Task to carry out »
For the material that follows, list every line containing the word "Estrasburgo".

Stored data

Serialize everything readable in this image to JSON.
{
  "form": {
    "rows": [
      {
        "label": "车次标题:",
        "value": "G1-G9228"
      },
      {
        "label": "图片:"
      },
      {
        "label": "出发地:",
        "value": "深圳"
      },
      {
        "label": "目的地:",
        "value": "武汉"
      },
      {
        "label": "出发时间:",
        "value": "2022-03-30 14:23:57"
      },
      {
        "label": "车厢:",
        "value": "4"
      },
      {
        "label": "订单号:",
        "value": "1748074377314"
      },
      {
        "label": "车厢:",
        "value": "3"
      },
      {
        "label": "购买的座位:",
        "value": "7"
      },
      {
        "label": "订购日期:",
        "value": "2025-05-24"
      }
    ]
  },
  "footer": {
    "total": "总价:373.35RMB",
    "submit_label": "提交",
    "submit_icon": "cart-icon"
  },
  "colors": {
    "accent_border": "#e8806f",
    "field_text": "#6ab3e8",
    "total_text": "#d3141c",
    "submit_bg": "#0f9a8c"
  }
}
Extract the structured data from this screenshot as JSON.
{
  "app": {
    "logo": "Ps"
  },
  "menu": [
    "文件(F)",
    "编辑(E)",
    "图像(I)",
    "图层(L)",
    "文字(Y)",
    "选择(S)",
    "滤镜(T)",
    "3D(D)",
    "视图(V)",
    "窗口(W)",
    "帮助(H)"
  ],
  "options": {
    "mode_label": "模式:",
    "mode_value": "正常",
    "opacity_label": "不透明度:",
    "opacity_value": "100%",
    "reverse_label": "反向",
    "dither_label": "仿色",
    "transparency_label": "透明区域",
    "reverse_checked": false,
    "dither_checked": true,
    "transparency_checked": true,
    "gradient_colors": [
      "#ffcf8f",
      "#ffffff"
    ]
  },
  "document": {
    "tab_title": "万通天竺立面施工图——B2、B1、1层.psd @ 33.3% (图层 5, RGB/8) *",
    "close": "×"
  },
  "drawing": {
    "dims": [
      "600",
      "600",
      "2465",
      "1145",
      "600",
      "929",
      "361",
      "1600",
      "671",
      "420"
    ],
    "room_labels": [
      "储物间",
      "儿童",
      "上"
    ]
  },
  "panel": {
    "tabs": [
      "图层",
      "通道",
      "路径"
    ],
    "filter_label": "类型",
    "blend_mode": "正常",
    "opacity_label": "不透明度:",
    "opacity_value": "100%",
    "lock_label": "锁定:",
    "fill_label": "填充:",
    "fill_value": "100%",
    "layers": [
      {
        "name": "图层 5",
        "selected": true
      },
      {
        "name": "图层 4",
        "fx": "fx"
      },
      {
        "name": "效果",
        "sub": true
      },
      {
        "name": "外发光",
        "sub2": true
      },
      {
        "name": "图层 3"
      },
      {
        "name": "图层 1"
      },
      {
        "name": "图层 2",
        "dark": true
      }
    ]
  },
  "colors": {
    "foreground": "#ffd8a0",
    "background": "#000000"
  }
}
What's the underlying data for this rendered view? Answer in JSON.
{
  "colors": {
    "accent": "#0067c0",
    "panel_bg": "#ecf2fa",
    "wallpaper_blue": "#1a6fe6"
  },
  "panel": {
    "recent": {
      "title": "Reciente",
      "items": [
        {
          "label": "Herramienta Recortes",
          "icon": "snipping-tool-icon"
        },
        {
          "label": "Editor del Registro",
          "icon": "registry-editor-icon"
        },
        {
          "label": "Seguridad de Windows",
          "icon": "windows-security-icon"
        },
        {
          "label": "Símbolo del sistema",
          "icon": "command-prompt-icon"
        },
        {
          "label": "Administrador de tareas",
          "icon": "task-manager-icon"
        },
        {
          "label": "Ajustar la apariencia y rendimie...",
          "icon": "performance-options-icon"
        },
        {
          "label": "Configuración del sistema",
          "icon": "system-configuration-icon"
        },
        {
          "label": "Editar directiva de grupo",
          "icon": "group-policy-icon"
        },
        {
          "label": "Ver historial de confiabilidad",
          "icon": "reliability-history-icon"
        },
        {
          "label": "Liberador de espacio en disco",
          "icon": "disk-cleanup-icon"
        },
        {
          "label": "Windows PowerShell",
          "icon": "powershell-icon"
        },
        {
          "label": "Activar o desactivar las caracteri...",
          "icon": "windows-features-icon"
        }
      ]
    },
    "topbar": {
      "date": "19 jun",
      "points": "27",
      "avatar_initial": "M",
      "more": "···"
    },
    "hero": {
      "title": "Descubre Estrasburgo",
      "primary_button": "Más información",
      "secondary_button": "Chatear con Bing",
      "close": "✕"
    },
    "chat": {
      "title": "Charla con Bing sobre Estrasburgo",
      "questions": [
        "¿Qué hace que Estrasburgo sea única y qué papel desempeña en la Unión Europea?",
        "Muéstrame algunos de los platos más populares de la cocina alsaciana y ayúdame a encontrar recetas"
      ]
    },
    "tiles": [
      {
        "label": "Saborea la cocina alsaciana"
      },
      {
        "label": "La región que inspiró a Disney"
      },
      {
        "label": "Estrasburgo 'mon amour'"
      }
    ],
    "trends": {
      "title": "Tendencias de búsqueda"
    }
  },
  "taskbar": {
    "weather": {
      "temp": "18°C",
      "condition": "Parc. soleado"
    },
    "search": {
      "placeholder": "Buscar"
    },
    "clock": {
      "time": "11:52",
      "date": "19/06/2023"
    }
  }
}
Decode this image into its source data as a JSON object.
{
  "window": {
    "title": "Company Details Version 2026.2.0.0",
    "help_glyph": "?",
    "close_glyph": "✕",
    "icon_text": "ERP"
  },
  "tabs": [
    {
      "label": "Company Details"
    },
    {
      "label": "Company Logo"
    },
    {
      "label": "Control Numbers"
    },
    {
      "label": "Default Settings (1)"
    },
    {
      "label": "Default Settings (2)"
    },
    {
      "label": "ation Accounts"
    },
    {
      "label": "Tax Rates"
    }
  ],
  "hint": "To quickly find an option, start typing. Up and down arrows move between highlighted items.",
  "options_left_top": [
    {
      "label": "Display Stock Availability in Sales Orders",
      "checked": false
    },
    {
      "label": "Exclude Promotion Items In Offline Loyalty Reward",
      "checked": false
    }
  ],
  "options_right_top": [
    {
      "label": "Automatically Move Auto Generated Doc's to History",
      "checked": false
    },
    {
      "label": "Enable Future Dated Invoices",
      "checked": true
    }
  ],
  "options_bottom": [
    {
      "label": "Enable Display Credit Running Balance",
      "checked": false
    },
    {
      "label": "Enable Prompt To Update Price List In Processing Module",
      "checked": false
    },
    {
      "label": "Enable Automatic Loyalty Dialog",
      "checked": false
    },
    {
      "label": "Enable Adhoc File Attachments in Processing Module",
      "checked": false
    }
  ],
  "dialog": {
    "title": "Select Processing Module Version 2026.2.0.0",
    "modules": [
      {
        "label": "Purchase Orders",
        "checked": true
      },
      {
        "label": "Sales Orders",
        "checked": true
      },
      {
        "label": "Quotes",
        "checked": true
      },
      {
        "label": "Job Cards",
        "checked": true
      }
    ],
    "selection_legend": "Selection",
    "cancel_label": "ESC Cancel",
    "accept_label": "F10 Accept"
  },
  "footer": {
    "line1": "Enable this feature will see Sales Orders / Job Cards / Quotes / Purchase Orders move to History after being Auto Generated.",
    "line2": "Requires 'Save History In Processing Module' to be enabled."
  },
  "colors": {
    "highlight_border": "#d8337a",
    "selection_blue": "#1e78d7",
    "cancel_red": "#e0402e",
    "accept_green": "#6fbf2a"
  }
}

Expected answer »
      "title": "Descubre Estrasburgo",
      "title": "Charla con Bing sobre Estrasburgo",
        "¿Qué hace que Estrasburgo sea única y qué papel desempeña en la Unión Europea?",
        "label": "Estrasburgo 'mon amour'"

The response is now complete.